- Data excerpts

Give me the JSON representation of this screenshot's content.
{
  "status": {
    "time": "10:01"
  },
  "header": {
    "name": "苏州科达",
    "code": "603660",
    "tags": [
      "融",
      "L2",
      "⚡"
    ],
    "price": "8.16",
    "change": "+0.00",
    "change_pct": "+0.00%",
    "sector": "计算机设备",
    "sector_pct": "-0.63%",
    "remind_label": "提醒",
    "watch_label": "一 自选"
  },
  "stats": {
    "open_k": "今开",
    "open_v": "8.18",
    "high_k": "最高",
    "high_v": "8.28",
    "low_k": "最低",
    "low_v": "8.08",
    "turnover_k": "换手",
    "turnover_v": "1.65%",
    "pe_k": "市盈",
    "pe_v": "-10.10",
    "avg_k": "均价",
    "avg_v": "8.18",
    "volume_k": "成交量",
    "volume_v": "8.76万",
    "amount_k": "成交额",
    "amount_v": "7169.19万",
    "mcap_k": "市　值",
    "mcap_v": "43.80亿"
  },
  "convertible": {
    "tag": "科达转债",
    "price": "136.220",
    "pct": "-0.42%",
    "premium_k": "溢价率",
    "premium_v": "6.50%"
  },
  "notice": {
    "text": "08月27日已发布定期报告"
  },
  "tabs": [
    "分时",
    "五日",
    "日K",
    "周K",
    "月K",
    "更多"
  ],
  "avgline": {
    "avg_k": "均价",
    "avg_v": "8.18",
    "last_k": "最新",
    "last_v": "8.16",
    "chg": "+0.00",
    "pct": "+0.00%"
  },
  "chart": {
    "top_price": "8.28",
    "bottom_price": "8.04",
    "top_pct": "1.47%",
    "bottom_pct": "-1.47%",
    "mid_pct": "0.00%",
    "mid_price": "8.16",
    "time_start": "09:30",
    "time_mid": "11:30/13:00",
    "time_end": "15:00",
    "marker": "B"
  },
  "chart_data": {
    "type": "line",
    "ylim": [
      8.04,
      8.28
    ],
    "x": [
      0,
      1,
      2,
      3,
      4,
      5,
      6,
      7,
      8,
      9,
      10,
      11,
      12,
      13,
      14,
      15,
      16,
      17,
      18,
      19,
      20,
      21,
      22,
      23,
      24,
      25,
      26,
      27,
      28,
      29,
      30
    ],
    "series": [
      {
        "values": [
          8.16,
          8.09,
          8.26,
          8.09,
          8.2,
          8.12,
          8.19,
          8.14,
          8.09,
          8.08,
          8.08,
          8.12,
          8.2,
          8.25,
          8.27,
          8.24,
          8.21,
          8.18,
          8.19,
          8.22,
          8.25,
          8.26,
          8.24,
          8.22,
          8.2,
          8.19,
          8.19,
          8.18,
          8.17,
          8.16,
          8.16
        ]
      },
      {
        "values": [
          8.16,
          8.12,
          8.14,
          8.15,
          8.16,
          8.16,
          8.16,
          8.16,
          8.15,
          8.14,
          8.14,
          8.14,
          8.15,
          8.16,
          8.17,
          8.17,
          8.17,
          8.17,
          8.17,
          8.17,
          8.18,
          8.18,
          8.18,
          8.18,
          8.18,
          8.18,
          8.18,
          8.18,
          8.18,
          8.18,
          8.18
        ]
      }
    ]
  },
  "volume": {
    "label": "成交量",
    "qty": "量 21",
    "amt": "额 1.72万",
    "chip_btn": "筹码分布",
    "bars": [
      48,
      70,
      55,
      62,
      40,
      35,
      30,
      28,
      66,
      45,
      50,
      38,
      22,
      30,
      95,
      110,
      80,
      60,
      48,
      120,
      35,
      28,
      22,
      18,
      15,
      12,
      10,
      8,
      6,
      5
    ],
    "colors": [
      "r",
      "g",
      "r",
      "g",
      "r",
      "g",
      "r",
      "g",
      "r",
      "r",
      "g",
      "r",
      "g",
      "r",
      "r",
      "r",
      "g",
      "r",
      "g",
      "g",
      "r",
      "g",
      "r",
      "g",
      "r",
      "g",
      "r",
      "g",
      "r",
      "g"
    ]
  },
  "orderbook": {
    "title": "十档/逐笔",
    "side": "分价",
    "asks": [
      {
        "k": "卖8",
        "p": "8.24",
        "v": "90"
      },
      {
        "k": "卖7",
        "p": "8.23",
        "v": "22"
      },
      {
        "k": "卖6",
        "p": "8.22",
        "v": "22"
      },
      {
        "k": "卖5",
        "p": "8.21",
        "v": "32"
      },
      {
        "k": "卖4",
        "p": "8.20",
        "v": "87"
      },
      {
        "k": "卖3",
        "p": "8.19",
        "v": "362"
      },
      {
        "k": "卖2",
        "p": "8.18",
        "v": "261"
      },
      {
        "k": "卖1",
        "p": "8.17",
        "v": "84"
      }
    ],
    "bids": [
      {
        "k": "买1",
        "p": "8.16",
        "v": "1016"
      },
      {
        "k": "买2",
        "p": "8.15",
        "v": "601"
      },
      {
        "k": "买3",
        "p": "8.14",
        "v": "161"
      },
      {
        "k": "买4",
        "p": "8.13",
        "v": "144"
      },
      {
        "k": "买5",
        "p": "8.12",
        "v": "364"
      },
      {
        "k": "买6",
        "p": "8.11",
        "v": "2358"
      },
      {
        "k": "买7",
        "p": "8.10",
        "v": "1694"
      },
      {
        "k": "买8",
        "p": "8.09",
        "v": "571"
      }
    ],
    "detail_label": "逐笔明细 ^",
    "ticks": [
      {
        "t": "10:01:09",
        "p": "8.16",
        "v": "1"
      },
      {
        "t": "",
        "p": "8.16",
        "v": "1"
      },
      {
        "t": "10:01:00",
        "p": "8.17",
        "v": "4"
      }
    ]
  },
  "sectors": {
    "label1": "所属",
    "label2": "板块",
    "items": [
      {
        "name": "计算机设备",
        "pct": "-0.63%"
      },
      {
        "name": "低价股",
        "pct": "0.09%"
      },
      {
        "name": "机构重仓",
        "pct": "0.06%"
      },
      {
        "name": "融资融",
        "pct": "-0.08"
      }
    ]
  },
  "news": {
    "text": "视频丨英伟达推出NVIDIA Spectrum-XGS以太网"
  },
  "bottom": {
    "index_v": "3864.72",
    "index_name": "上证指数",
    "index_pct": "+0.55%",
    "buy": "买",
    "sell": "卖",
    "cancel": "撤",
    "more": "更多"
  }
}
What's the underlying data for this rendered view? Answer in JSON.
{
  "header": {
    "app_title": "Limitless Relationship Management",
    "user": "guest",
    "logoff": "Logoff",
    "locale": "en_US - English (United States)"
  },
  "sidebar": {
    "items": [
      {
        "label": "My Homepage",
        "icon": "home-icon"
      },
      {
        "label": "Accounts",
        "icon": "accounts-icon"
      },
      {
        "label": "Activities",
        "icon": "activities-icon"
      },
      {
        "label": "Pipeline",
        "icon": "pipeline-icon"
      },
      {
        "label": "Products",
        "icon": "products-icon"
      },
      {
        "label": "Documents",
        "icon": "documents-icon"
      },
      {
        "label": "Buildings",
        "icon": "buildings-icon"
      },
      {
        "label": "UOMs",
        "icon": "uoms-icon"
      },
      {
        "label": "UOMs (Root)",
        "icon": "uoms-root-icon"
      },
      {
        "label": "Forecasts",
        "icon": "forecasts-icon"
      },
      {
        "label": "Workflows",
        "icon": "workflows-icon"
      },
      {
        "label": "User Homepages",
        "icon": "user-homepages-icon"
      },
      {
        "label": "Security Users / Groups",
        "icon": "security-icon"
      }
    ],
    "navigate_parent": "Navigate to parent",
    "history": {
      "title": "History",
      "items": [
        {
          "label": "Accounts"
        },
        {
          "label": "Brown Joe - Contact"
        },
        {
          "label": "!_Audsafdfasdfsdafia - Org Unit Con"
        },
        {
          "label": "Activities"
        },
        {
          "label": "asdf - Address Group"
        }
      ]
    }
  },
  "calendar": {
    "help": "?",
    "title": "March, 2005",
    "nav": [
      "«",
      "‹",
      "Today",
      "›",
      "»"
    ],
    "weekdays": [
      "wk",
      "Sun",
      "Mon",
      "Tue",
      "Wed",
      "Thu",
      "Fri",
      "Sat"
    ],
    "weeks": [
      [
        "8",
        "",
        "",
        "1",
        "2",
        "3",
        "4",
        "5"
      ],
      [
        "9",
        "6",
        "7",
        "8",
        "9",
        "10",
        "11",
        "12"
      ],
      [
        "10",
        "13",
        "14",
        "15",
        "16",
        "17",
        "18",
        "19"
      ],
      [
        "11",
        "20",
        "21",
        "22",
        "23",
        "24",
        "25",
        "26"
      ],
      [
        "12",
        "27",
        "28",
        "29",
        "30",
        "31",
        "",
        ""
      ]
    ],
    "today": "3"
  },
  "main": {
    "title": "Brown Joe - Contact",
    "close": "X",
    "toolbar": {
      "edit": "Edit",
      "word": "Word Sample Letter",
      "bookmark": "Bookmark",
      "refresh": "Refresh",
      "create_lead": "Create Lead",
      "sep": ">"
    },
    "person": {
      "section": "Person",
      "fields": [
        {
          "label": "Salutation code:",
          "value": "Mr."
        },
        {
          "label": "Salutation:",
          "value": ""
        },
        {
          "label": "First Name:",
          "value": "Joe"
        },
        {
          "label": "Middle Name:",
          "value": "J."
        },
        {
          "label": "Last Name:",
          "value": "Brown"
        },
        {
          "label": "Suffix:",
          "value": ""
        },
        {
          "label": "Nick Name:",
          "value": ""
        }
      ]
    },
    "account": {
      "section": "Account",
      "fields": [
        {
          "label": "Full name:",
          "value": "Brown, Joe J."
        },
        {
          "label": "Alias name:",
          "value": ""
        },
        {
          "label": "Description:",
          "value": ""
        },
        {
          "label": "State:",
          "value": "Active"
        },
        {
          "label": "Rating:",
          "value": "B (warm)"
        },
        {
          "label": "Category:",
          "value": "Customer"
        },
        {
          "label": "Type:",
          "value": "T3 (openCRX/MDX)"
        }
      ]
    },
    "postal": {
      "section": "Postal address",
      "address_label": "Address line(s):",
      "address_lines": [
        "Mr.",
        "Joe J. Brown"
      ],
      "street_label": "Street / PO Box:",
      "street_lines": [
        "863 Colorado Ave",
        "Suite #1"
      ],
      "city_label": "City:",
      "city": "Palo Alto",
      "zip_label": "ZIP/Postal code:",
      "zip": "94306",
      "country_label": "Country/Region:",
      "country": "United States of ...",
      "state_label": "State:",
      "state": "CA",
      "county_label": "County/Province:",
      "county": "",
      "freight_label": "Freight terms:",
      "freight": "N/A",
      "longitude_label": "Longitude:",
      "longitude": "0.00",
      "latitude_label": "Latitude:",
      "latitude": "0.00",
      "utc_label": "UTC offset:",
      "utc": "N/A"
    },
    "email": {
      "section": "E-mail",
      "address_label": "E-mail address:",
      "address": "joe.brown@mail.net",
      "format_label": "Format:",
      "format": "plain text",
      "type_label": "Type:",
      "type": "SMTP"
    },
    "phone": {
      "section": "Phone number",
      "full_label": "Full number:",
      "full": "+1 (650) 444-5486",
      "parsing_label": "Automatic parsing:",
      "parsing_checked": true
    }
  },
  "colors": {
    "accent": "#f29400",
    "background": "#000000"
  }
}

- AIM
Of all the lines in the material above, how many contain the word "text"? Give only the count.

- ANSWER FOR THE TASK
3